── Dataset ──

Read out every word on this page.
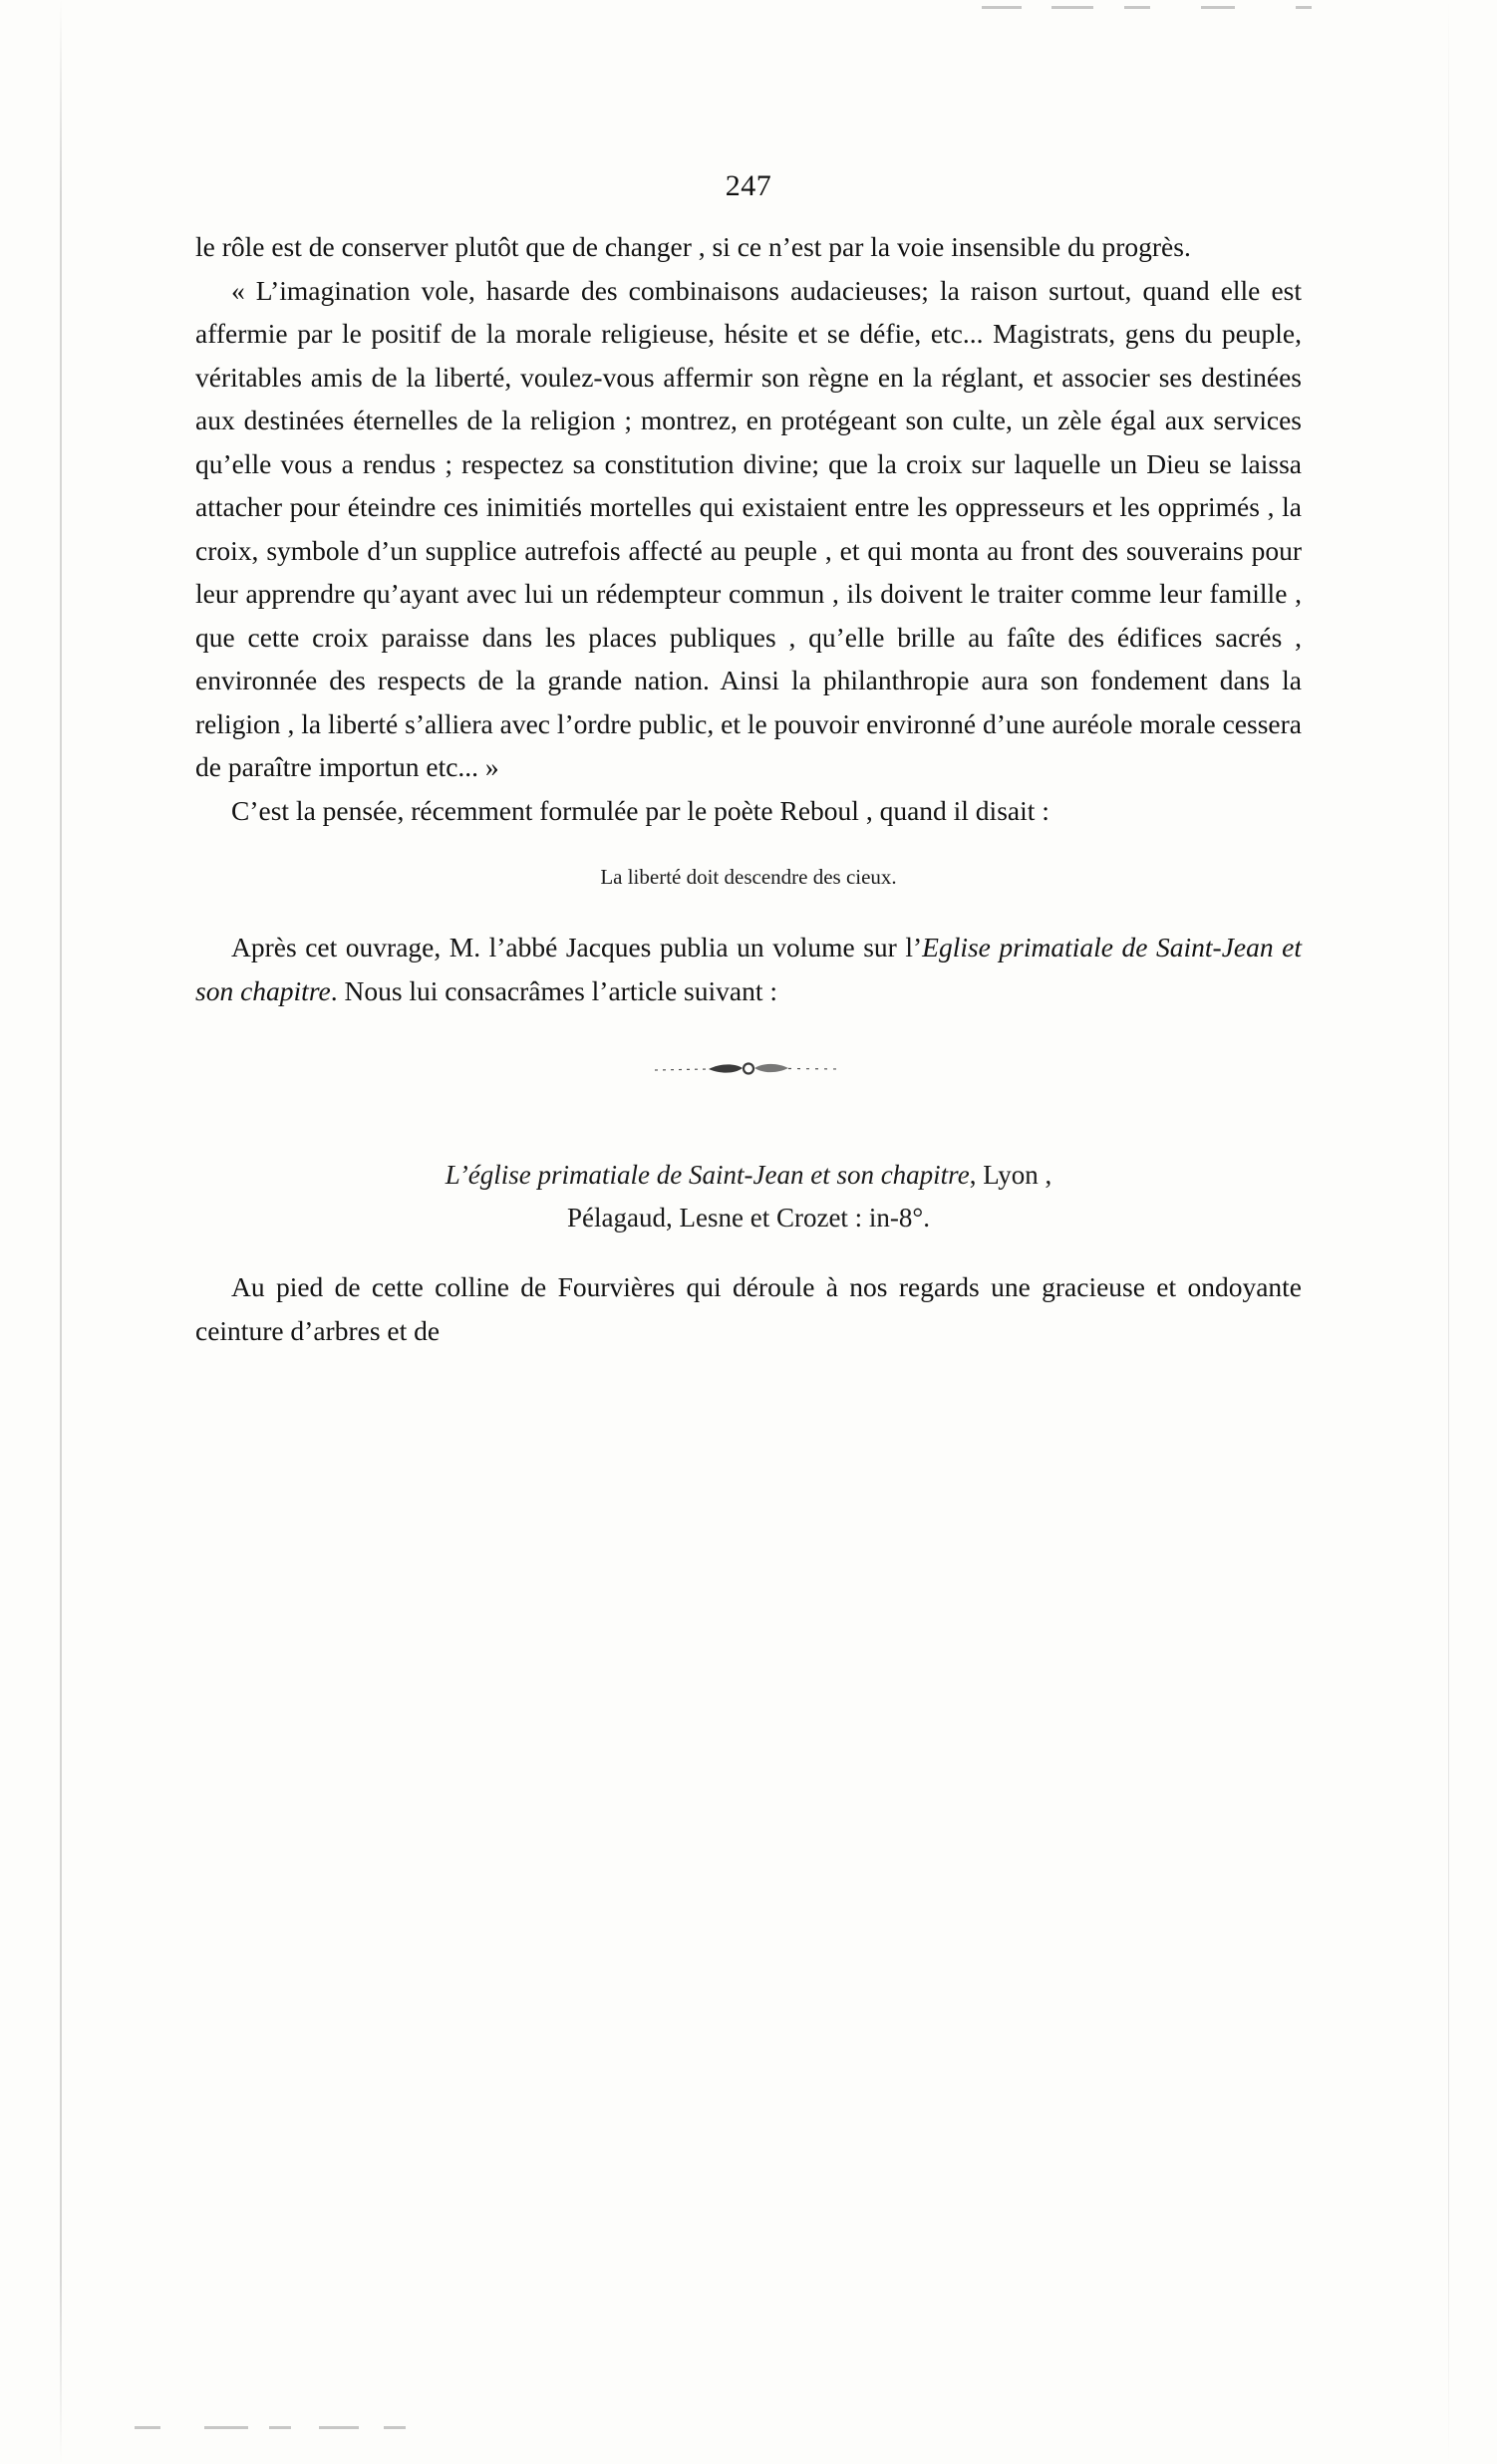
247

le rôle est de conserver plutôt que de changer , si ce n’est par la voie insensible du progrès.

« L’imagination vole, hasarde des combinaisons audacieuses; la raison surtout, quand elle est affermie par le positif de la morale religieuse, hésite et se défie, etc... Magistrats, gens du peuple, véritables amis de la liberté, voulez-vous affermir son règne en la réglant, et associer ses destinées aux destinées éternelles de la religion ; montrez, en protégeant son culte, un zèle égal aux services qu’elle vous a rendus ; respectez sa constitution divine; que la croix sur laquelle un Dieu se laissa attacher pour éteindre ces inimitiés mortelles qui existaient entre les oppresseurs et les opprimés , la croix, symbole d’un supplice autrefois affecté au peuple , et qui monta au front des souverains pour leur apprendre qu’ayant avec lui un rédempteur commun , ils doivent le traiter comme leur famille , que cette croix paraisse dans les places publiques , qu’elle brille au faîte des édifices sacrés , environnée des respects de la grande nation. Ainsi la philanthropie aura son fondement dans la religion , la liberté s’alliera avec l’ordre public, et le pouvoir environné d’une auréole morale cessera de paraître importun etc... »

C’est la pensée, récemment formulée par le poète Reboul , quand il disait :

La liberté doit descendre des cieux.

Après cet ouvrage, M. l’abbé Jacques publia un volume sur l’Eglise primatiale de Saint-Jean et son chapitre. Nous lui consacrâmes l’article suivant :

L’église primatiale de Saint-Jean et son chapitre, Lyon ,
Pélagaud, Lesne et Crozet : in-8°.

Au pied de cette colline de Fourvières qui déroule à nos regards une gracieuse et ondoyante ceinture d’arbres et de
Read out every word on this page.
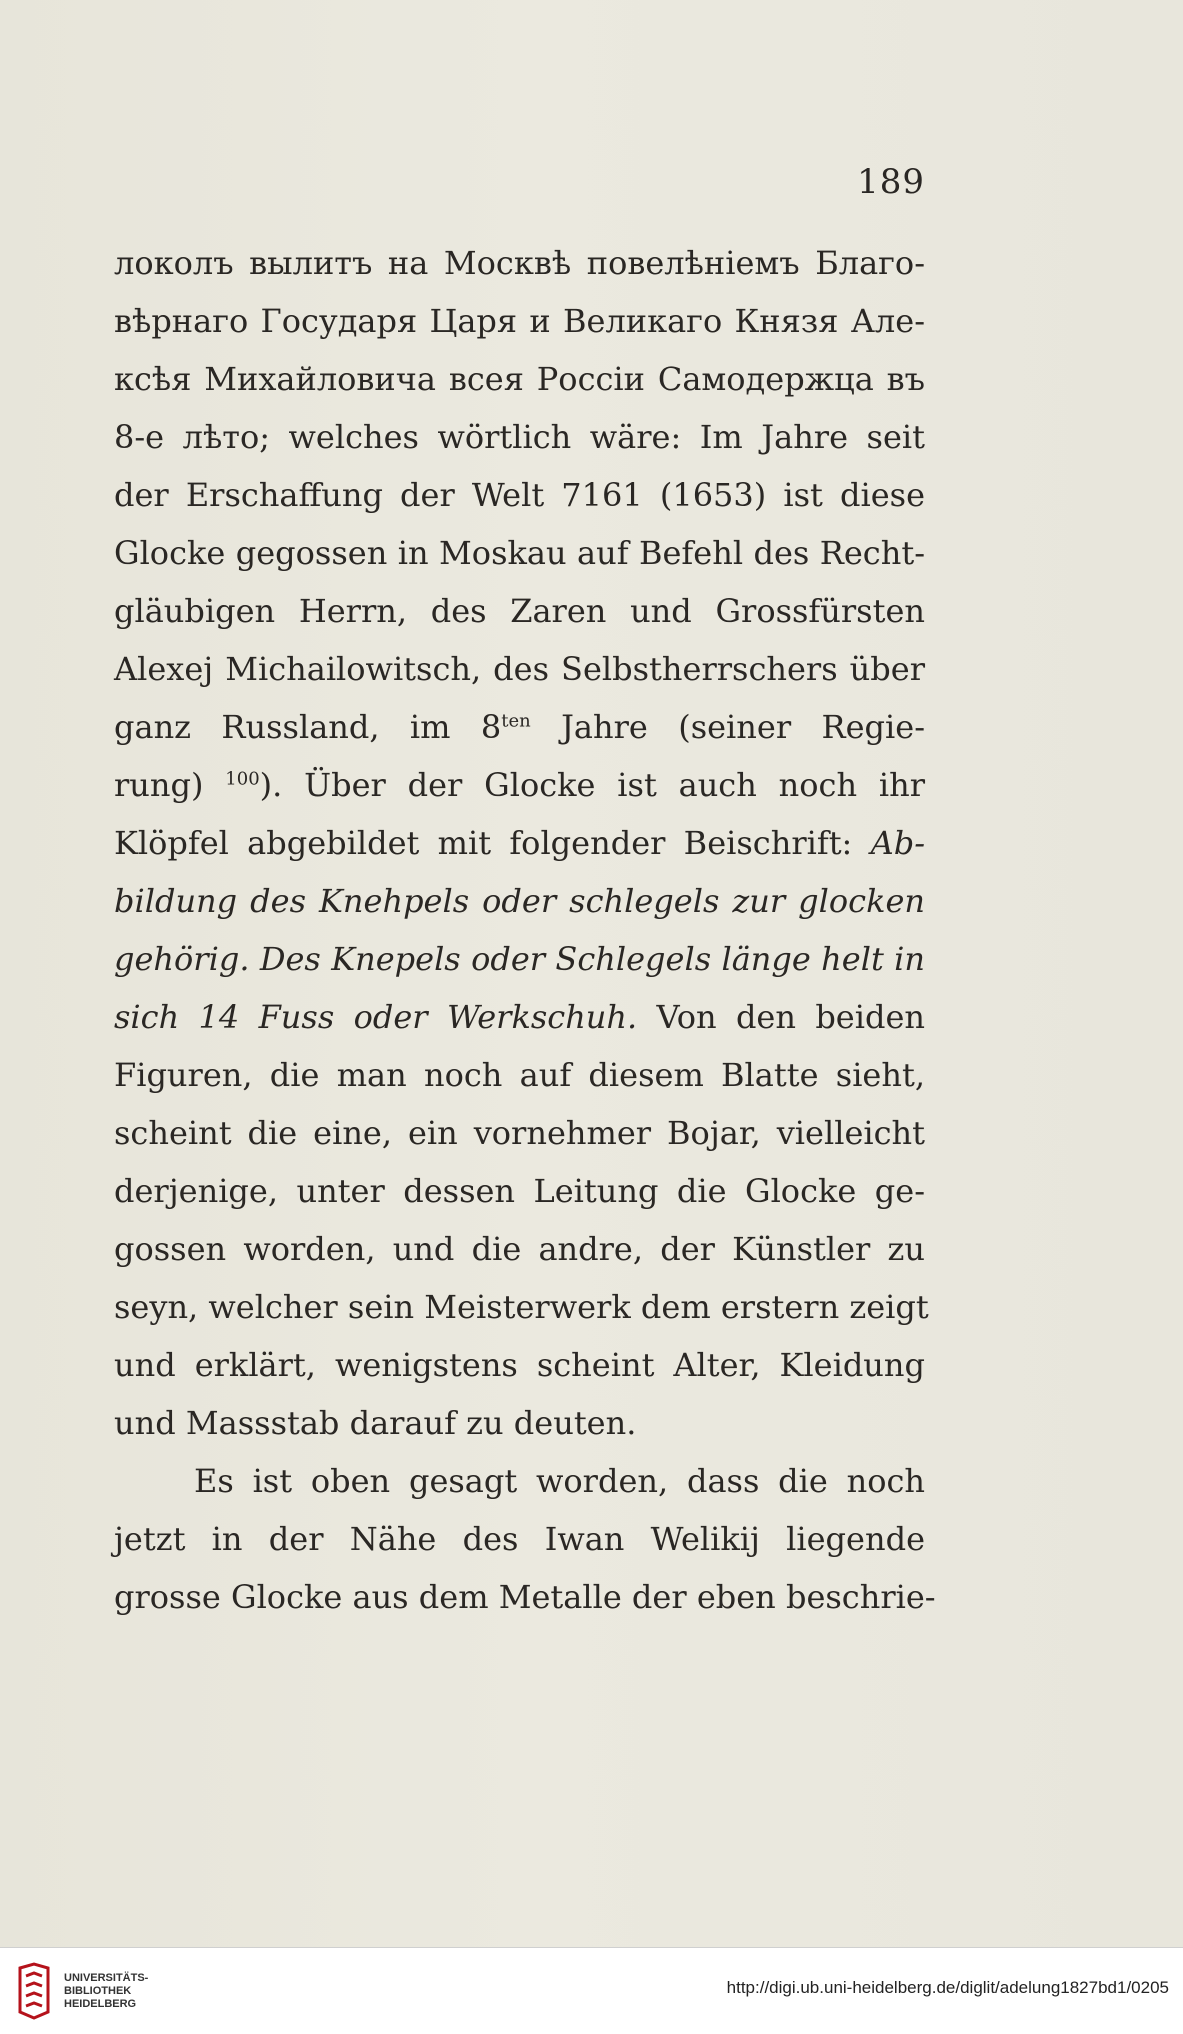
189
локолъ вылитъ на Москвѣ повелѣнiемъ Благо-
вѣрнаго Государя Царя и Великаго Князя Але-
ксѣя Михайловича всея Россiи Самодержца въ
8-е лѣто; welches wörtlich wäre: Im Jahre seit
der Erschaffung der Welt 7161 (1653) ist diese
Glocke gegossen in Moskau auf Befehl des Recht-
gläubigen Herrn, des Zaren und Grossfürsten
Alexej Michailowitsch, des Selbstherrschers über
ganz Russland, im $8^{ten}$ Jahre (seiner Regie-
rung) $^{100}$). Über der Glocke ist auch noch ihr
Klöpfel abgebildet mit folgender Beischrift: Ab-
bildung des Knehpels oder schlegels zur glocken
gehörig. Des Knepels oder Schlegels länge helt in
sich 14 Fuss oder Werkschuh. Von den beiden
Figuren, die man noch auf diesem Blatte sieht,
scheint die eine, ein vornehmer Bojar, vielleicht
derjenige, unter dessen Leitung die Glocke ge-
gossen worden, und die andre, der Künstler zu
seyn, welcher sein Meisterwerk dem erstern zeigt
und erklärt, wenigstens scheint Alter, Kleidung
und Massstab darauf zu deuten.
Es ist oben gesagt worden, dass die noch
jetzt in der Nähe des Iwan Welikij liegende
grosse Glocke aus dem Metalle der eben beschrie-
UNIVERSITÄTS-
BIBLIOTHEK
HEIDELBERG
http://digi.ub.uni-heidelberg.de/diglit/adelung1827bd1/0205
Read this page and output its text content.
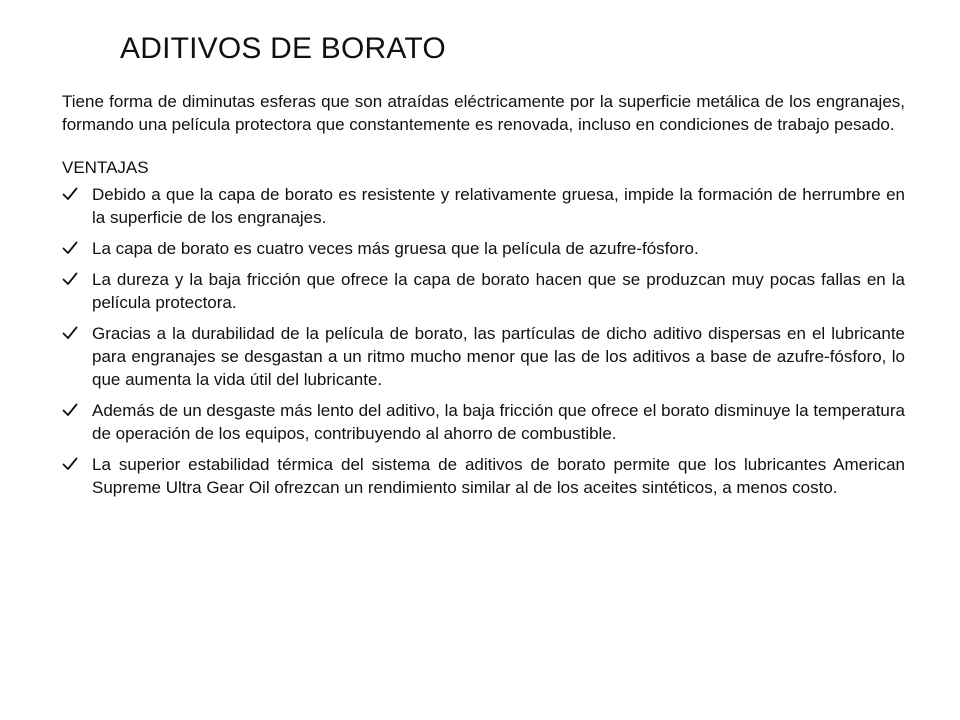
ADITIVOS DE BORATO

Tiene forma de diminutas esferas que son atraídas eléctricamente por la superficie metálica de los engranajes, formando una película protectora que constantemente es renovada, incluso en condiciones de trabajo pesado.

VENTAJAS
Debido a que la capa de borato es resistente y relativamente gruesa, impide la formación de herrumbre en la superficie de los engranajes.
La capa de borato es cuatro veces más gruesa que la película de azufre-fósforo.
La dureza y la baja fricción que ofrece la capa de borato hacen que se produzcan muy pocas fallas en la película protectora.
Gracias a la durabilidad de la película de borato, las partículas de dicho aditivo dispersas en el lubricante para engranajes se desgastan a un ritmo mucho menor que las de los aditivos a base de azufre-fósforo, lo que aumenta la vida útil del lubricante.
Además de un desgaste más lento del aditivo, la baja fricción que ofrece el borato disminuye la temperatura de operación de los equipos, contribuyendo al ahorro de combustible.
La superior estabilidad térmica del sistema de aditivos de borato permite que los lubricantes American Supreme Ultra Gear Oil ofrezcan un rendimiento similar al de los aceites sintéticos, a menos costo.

───

Read through the entries and copy each line in which "primatiale" appears.

Expected output –
Après cet ouvrage, M. l’abbé Jacques publia un volume sur l’Eglise primatiale de Saint-Jean et son chapitre. Nous lui consacrâmes l’article suivant :
L’église primatiale de Saint-Jean et son chapitre, Lyon ,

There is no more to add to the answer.